What to work on:
Bring together all lines of the material below that contain the string "Employment".

[Dataset listings of figures]

□ □ □ □

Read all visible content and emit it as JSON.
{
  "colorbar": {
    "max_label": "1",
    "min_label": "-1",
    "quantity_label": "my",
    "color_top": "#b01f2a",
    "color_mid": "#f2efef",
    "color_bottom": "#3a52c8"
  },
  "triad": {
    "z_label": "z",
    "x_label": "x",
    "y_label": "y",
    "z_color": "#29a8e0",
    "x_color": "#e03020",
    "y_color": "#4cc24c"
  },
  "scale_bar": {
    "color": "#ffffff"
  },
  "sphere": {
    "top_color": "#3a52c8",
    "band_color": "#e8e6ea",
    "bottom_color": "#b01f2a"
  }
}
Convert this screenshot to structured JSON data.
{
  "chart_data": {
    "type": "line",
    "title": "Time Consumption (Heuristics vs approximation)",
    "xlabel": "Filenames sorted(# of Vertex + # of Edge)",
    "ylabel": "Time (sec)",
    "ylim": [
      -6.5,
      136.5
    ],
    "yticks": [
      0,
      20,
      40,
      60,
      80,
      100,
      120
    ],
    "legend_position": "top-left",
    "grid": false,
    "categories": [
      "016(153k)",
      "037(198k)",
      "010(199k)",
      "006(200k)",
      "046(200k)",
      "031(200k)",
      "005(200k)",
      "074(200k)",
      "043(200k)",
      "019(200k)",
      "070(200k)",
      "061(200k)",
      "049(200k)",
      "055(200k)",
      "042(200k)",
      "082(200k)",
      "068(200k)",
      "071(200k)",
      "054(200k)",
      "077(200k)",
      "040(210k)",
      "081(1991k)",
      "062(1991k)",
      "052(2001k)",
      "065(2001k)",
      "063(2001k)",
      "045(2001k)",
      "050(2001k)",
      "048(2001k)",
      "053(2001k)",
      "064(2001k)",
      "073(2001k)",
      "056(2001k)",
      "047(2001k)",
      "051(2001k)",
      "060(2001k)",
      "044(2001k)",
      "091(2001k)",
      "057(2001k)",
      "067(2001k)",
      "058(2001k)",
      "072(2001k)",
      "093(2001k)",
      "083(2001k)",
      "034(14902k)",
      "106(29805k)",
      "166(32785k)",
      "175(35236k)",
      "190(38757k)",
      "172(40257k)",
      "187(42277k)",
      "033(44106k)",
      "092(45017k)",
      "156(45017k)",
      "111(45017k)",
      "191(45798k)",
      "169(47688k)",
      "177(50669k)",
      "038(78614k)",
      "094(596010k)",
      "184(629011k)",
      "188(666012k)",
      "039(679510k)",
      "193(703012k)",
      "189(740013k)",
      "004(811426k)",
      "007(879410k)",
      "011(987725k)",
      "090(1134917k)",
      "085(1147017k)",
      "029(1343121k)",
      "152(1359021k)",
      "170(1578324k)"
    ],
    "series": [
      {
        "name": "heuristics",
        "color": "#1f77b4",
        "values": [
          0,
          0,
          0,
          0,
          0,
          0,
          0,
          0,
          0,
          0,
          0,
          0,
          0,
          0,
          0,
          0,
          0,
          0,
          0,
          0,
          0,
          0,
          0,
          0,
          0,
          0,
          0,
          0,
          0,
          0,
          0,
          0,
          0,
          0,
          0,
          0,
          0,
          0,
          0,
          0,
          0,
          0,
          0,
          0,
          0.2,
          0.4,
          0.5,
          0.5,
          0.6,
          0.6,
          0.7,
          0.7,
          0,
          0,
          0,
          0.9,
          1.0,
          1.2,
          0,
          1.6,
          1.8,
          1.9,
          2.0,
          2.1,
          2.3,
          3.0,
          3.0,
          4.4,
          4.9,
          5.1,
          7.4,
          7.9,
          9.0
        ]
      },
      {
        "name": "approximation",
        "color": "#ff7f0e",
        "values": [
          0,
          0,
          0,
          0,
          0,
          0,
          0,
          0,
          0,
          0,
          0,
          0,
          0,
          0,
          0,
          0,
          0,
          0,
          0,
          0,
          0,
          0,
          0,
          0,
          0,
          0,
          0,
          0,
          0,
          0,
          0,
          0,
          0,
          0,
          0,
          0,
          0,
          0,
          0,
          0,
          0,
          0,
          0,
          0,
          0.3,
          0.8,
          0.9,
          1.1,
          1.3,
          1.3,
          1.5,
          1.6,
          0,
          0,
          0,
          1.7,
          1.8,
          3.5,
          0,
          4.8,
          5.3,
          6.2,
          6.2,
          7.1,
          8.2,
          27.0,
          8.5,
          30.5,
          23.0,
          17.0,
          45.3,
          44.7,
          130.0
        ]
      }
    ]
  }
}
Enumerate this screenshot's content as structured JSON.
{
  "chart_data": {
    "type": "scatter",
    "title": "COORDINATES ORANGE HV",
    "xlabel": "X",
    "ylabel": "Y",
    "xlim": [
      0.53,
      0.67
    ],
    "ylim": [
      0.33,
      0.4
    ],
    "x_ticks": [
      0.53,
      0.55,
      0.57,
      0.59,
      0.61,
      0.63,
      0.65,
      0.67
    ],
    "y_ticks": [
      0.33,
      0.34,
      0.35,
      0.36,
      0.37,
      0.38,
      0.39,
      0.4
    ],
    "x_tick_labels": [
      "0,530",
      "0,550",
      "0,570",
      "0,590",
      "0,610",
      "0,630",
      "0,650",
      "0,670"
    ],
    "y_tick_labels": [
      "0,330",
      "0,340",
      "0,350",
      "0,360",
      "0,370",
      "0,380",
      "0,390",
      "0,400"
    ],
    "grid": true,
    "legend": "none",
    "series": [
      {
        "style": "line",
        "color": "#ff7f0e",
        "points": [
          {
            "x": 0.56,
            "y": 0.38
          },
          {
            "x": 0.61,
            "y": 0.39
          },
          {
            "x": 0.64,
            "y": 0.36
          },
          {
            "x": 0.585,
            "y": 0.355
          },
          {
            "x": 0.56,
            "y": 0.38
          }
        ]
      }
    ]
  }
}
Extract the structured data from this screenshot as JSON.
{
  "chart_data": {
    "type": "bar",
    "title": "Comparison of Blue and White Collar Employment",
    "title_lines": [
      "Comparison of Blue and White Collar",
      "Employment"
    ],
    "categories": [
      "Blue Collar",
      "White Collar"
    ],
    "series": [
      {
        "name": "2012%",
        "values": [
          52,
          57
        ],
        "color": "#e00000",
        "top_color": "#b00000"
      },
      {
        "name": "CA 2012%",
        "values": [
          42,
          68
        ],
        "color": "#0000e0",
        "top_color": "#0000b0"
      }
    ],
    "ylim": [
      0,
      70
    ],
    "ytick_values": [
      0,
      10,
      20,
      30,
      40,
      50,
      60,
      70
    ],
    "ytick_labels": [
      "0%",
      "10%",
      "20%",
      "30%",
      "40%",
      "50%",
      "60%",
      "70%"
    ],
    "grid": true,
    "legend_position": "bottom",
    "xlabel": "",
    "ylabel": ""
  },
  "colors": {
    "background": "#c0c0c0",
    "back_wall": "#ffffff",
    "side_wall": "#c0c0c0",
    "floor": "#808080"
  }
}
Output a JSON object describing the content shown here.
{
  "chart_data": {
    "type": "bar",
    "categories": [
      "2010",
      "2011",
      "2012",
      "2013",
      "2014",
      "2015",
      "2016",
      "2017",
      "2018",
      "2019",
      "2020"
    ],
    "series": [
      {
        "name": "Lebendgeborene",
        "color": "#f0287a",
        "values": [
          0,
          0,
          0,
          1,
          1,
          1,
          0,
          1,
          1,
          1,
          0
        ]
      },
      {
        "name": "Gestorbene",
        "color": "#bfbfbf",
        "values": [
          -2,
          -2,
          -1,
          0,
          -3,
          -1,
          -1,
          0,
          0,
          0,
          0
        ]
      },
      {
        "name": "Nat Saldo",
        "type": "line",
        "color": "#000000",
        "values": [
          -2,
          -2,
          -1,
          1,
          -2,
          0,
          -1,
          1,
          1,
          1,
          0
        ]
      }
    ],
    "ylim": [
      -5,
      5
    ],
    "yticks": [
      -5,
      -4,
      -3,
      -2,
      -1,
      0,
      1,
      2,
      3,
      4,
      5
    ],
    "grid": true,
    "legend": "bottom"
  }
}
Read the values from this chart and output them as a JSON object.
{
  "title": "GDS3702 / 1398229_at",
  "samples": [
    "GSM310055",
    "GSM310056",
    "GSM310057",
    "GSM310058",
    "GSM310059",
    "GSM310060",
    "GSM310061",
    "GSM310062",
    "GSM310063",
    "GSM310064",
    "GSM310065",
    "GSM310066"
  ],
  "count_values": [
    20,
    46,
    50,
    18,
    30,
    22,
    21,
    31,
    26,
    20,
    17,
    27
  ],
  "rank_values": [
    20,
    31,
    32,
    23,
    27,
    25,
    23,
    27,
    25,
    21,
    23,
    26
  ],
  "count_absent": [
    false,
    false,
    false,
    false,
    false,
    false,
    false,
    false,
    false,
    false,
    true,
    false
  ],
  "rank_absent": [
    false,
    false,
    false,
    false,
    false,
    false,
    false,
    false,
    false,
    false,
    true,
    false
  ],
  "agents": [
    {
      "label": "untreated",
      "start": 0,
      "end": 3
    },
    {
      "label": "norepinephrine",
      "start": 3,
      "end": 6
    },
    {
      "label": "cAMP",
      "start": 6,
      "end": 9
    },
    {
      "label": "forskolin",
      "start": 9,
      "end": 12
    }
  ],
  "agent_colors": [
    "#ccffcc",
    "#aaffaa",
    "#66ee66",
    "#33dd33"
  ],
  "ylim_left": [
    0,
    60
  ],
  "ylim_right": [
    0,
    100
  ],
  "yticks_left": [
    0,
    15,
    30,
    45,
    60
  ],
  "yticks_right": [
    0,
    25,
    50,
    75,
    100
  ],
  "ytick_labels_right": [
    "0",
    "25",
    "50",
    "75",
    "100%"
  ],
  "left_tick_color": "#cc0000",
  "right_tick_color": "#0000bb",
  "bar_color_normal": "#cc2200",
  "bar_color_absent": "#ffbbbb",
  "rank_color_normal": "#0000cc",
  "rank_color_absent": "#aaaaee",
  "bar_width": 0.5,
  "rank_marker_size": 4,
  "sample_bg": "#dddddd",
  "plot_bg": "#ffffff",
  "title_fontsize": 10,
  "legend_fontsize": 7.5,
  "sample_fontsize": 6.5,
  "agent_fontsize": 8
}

□ □ □ □

Final result:
    "title": "Comparison of Blue and White Collar Employment",
      "Employment"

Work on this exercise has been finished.